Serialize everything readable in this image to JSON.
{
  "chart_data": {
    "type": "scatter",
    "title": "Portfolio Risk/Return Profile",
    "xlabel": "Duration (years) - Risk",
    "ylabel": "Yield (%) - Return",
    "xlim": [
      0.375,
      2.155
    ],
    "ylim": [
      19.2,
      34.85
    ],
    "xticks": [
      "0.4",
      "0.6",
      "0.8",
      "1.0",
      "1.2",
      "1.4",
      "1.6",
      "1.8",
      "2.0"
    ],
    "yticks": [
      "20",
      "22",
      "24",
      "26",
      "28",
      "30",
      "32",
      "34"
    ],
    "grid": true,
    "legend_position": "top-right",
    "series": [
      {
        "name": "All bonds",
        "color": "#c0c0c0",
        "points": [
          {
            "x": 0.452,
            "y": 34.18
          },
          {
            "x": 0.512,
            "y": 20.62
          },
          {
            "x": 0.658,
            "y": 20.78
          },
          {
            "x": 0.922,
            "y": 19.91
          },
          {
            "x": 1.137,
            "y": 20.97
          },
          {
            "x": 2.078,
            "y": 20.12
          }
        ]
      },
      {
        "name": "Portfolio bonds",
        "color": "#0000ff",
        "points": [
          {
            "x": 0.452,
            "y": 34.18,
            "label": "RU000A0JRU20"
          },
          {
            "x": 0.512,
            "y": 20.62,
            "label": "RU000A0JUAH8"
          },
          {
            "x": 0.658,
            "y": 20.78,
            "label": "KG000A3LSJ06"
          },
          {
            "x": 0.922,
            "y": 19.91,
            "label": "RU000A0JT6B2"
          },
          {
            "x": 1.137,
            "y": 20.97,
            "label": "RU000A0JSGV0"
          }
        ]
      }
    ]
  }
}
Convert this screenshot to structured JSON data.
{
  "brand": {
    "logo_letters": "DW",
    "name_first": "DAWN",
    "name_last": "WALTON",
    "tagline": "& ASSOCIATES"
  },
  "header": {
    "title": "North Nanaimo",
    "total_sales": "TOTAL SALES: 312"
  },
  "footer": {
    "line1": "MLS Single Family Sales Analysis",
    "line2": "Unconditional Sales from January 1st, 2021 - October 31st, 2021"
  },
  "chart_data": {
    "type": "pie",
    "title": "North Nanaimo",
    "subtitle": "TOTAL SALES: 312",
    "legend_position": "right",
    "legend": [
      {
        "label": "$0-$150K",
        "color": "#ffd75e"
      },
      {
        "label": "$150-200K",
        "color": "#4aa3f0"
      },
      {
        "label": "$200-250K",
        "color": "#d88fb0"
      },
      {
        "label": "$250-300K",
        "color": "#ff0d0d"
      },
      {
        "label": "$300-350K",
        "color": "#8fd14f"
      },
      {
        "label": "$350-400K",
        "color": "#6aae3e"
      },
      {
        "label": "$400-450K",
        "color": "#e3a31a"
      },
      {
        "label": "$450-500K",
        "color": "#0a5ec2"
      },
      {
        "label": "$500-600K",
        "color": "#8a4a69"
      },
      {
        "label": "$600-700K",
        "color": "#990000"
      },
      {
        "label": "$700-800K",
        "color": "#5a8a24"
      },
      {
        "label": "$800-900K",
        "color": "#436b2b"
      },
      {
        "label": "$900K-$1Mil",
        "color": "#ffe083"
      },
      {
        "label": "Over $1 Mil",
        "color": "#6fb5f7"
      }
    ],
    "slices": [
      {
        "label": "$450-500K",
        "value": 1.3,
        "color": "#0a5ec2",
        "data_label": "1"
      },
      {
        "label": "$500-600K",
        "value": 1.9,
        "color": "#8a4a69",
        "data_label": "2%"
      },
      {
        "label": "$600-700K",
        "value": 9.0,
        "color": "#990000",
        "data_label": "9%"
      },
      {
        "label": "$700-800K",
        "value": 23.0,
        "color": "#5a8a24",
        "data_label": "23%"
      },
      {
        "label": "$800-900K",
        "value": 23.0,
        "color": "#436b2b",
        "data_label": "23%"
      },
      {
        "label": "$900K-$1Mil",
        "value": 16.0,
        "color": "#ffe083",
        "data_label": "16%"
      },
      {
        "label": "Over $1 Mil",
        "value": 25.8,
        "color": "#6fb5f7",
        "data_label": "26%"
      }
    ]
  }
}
.....
▶ **GOAL**
Restate the records, all of them, precisely as written.

▶ **THE COMPLETED TASK**
Serialize everything readable in this image to JSON.
{
  "chart_data": {
    "type": "scatter",
    "title": "Portfolio Risk/Return Profile",
    "xlabel": "Duration (years) - Risk",
    "ylabel": "Yield (%) - Return",
    "xlim": [
      0.375,
      2.155
    ],
    "ylim": [
      19.2,
      34.85
    ],
    "xticks": [
      "0.4",
      "0.6",
      "0.8",
      "1.0",
      "1.2",
      "1.4",
      "1.6",
      "1.8",
      "2.0"
    ],
    "yticks": [
      "20",
      "22",
      "24",
      "26",
      "28",
      "30",
      "32",
      "34"
    ],
    "grid": true,
    "legend_position": "top-right",
    "series": [
      {
        "name": "All bonds",
        "color": "#c0c0c0",
        "points": [
          {
            "x": 0.452,
            "y": 34.18
          },
          {
            "x": 0.512,
            "y": 20.62
          },
          {
            "x": 0.658,
            "y": 20.78
          },
          {
            "x": 0.922,
            "y": 19.91
          },
          {
            "x": 1.137,
            "y": 20.97
          },
          {
            "x": 2.078,
            "y": 20.12
          }
        ]
      },
      {
        "name": "Portfolio bonds",
        "color": "#0000ff",
        "points": [
          {
            "x": 0.452,
            "y": 34.18,
            "label": "RU000A0JRU20"
          },
          {
            "x": 0.512,
            "y": 20.62,
            "label": "RU000A0JUAH8"
          },
          {
            "x": 0.658,
            "y": 20.78,
            "label": "KG000A3LSJ06"
          },
          {
            "x": 0.922,
            "y": 19.91,
            "label": "RU000A0JT6B2"
          },
          {
            "x": 1.137,
            "y": 20.97,
            "label": "RU000A0JSGV0"
          }
        ]
      }
    ]
  }
}
Convert this screenshot to structured JSON data.
{
  "brand": {
    "logo_letters": "DW",
    "name_first": "DAWN",
    "name_last": "WALTON",
    "tagline": "& ASSOCIATES"
  },
  "header": {
    "title": "North Nanaimo",
    "total_sales": "TOTAL SALES: 312"
  },
  "footer": {
    "line1": "MLS Single Family Sales Analysis",
    "line2": "Unconditional Sales from January 1st, 2021 - October 31st, 2021"
  },
  "chart_data": {
    "type": "pie",
    "title": "North Nanaimo",
    "subtitle": "TOTAL SALES: 312",
    "legend_position": "right",
    "legend": [
      {
        "label": "$0-$150K",
        "color": "#ffd75e"
      },
      {
        "label": "$150-200K",
        "color": "#4aa3f0"
      },
      {
        "label": "$200-250K",
        "color": "#d88fb0"
      },
      {
        "label": "$250-300K",
        "color": "#ff0d0d"
      },
      {
        "label": "$300-350K",
        "color": "#8fd14f"
      },
      {
        "label": "$350-400K",
        "color": "#6aae3e"
      },
      {
        "label": "$400-450K",
        "color": "#e3a31a"
      },
      {
        "label": "$450-500K",
        "color": "#0a5ec2"
      },
      {
        "label": "$500-600K",
        "color": "#8a4a69"
      },
      {
        "label": "$600-700K",
        "color": "#990000"
      },
      {
        "label": "$700-800K",
        "color": "#5a8a24"
      },
      {
        "label": "$800-900K",
        "color": "#436b2b"
      },
      {
        "label": "$900K-$1Mil",
        "color": "#ffe083"
      },
      {
        "label": "Over $1 Mil",
        "color": "#6fb5f7"
      }
    ],
    "slices": [
      {
        "label": "$450-500K",
        "value": 1.3,
        "color": "#0a5ec2",
        "data_label": "1"
      },
      {
        "label": "$500-600K",
        "value": 1.9,
        "color": "#8a4a69",
        "data_label": "2%"
      },
      {
        "label": "$600-700K",
        "value": 9.0,
        "color": "#990000",
        "data_label": "9%"
      },
      {
        "label": "$700-800K",
        "value": 23.0,
        "color": "#5a8a24",
        "data_label": "23%"
      },
      {
        "label": "$800-900K",
        "value": 23.0,
        "color": "#436b2b",
        "data_label": "23%"
      },
      {
        "label": "$900K-$1Mil",
        "value": 16.0,
        "color": "#ffe083",
        "data_label": "16%"
      },
      {
        "label": "Over $1 Mil",
        "value": 25.8,
        "color": "#6fb5f7",
        "data_label": "26%"
      }
    ]
  }
}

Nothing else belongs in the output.